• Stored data
----------

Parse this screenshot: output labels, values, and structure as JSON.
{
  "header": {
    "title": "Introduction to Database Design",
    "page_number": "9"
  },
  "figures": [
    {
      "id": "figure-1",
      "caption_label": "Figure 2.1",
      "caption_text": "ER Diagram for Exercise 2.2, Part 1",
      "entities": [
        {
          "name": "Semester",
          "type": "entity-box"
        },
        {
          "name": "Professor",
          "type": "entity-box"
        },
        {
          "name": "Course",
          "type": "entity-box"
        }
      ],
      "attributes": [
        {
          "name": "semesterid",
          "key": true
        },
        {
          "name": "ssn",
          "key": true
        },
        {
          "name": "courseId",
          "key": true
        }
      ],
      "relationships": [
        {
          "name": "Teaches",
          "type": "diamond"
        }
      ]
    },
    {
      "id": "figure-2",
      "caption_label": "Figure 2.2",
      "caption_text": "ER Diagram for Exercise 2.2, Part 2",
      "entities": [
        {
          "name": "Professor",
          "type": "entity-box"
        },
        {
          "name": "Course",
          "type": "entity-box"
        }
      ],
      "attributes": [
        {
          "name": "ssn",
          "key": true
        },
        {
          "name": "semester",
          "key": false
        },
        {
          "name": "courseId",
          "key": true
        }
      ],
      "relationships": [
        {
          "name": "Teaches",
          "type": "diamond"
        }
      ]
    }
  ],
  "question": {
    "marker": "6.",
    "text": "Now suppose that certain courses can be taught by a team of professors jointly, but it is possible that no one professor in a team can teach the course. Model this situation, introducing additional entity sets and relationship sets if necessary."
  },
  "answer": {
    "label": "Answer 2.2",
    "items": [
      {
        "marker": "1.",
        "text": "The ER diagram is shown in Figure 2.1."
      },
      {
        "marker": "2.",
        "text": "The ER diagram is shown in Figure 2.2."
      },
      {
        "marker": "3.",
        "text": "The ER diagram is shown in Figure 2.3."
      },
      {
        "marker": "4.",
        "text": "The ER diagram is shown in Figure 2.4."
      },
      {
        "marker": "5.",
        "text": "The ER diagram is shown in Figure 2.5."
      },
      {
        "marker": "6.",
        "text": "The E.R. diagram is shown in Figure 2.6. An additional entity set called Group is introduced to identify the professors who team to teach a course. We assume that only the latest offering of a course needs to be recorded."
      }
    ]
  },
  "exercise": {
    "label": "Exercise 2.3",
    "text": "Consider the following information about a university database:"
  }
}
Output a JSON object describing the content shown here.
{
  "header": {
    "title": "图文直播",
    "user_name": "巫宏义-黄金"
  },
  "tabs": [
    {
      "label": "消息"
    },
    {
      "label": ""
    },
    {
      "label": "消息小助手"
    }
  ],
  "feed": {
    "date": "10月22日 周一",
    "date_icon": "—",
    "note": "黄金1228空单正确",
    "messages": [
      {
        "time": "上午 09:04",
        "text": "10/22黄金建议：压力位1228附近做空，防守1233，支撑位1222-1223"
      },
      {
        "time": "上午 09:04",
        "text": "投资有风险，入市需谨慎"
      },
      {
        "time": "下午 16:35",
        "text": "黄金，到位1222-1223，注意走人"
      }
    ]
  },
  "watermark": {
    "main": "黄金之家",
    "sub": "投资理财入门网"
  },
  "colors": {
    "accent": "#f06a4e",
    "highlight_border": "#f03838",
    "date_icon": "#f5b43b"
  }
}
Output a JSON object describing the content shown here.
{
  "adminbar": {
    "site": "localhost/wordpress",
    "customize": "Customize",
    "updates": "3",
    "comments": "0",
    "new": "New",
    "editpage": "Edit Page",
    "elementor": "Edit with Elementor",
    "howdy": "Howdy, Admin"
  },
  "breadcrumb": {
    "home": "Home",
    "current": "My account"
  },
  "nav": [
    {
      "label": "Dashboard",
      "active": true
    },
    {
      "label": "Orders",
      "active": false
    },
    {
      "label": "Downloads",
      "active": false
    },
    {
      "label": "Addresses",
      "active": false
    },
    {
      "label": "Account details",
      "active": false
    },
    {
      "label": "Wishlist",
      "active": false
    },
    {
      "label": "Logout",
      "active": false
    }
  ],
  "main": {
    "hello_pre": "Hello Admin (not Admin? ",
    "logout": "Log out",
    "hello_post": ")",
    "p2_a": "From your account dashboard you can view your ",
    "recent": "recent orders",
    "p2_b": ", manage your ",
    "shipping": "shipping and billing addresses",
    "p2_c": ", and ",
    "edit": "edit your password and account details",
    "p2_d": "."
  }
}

----------

• Problem to solve
Identify all lines where the word "marker" shows up. Copy them.

• Full solution
    "marker": "6.",
        "marker": "1.",
        "marker": "2.",
        "marker": "3.",
        "marker": "4.",
        "marker": "5.",
        "marker": "6.",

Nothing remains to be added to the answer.